→ **THINGS TO DO**
(a) In the essay on reparation marriage, transcribe the stretch from "A week earlier" through "narratives like this.".
(b) Condense the paragraph of the reparation marriage essay that begins "A week earlier I had attended" into a shorter version that keeps its main facts.

Pishacha Vivaha – Reparation Marriage

Treating a rape as less consequential if the victim agrees to marry the perpetrator has no place in contemporary society but to call it "patriarchal" is downright silly.

Recently, a lady friend protested against a judicial verdict in a case where a Muslim man had raped a Hindu girl, who as a consequence gave birth to a child. A judge okayed a “solution”, viz. that he marry her. We won’t discuss the particular case, but the very principle of treating a rape as less consequential if the victim agrees to marry the perpetrator.

The lady had counselled us not to “communalize” the issue, since it happens as well in cases where only Muslims or only Hindus are involved. True, but in the present case there just happens to be a communal angle, in that the Prophet explicitly condoned rape of non-Muslim hostages after caravan raids, and practised rape himself by forcing Raihana into his harem, a Jewish lady whose husband and male relatives he had just killed. This established the principle that according to Islamic law, non-Muslim women are up for grabs. To be sure, in many earlier societies, this was also the relation between upper classes and despised classes, and that is precisely the point Islamic law intends to make: Muslims are the upper class, unbelievers must be subservient to them, including giving access to their women. However, while this communal angle is really there, it is not our concern here.

Patriarchal

She alleged that the judge’s leniency towards rape if followed by marriage, is “patriarchal”. She could have called it unjust, she could have called it a refusal to apply the law, she could have called it a dereliction of duty by the judiciary, but she chose to call it something deemed worse nowadays, viz. “patriarchal”.

Lately I notice that many Hindus who really mean to serve the Hindu cause, many of whom are indeed labelled “Hindu fanatics” by their secularist colleagues, have taken to using this concept. In August 2017, a Swarajya article about the proper Hindu reaction to the galloping Muslim demography (with a Kerala Muslim community of 26% having 42% of the new births) warned that Hindus should not think of forcing their wives to have more children, as that would be “patriarchal”. It would turn the women into “breeding machines”, the approved progressive term for “mother”.

This was not just a terminological problem: it bought into the whole presupposition that women are being instrumentalized and that they have no agency themselves, and certainly no “communal” agency, in wanting to counter the Muslim demographic offensive. Apparently women can’t want anything, certainly not survival for their community. They are, so the progressive presupposition (swallowed by Hindutva camp-followers) goes, naturally selfish and short-sighted, unable to see beyond their individual self-interest, which fortunately is championed by the Cultural Marxists against their next of kin.

A week earlier I had attended a Mahabharata conference in Delhi, with many traditionalists participating, where a young lady gave a paper about the epic’s heroine Draupadi. She had been through the mill of liberal indoctrination, so her paper was full of American feminist buzz-words, starring “patriarchy” and “empowerment”. In her version, Draupadi’s main competition was her own male relatives, not their enemy; she was not in solidarity with them.

There exists a much wiser and more rooted Indian women’s advocacy movement, pioneered by Madhu Kishwar’s paper Manushi, one area where India can teach the world, not in the past but today. Unfortunately, meanwhile the American conflict-oriented (at heart Cultural-Marxist) variety is gaining ground. I don’t expect any Hindu revival to go very far if Hindus keep on swallowing the enemy’s narratives like this.

→ **INFORMATION SUPPLIED**
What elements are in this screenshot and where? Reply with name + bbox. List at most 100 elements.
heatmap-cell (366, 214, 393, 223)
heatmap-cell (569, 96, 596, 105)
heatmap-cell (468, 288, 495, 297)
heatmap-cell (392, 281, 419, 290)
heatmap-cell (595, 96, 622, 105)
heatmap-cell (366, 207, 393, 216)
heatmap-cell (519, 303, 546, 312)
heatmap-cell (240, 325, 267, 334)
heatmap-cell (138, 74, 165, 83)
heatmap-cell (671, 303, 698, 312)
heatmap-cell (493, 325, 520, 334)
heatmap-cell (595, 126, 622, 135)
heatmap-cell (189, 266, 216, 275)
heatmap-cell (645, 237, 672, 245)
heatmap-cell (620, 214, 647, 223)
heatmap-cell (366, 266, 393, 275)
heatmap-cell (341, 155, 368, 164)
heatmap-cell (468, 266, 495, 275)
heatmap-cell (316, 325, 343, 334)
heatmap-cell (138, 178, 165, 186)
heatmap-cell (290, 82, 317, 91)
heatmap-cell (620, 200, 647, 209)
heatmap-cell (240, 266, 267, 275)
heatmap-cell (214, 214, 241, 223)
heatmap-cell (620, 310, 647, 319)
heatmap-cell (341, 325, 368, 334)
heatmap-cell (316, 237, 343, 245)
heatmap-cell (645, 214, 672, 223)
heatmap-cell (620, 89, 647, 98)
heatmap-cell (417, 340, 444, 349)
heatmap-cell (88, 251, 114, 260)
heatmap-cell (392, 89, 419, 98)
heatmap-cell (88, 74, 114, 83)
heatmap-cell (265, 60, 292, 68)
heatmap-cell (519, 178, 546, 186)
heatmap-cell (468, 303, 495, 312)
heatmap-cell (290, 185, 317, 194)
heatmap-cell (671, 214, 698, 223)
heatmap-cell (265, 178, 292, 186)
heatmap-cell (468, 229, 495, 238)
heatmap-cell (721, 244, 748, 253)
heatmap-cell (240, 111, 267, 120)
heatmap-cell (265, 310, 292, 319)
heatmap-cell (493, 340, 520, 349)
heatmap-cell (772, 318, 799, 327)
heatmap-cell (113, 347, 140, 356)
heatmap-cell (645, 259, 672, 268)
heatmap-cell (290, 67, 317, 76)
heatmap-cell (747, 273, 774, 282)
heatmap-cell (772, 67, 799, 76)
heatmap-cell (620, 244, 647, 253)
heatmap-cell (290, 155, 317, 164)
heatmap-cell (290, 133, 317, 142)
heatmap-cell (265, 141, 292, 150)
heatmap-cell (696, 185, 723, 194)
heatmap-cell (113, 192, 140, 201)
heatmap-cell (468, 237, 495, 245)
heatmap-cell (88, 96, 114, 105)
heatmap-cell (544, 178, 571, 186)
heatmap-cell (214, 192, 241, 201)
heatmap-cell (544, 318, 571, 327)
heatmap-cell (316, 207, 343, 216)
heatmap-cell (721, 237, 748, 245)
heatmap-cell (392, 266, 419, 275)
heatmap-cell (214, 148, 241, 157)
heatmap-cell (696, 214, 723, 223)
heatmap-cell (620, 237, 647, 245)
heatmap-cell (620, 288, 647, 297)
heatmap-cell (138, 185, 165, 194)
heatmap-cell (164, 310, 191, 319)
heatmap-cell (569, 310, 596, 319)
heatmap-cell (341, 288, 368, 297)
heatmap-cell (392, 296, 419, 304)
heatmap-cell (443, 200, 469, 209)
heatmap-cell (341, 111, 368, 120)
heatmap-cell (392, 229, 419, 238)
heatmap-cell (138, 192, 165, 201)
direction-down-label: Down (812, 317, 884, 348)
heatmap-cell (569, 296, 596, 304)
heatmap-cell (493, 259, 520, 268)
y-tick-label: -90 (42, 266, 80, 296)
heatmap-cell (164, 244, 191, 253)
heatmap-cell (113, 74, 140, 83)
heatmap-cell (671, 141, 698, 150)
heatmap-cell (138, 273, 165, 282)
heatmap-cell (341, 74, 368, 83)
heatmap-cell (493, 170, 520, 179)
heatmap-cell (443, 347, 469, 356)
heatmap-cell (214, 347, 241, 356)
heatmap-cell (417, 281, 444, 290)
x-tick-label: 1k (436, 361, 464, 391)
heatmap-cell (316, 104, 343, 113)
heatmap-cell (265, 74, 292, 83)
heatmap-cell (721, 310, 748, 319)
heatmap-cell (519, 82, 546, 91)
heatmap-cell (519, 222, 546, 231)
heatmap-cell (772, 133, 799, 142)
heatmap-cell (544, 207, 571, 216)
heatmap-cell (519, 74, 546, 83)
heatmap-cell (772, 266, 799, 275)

→ **SOLUTIONS FOR EACH TASK**
(a)
A week earlier I had attended a Mahabharata conference in Delhi, with many traditionalists participating, where a young lady gave a paper about the epic’s heroine Draupadi. She had been through the mill of liberal indoctrination, so her paper was full of American feminist buzz-words, starring “patriarchy” and “empowerment”. In her version, Draupadi’s main competition was her own male relatives, not their enemy; she was not in solidarity with them.

There exists a much wiser and more rooted Indian women’s advocacy movement, pioneered by Madhu Kishwar’s paper Manushi, one area where India can teach the world, not in the past but today. Unfortunately, meanwhile the American conflict-oriented (at heart Cultural-Marxist) variety is gaining ground. I don’t expect any Hindu revival to go very far if Hindus keep on swallowing the enemy’s narratives like this.

(b) A week earlier, I attended a Mahabharata conference in Delhi with many traditionalists taking part. A young lady there presented a paper on Draupadi. Shaped by liberal indoctrination, it was full of American feminist buzzwords such as "patriarchy" and "empowerment." It portrayed Draupadi's main competition as her own male relatives rather than their enemy, and it presented her as not being in solidarity with them.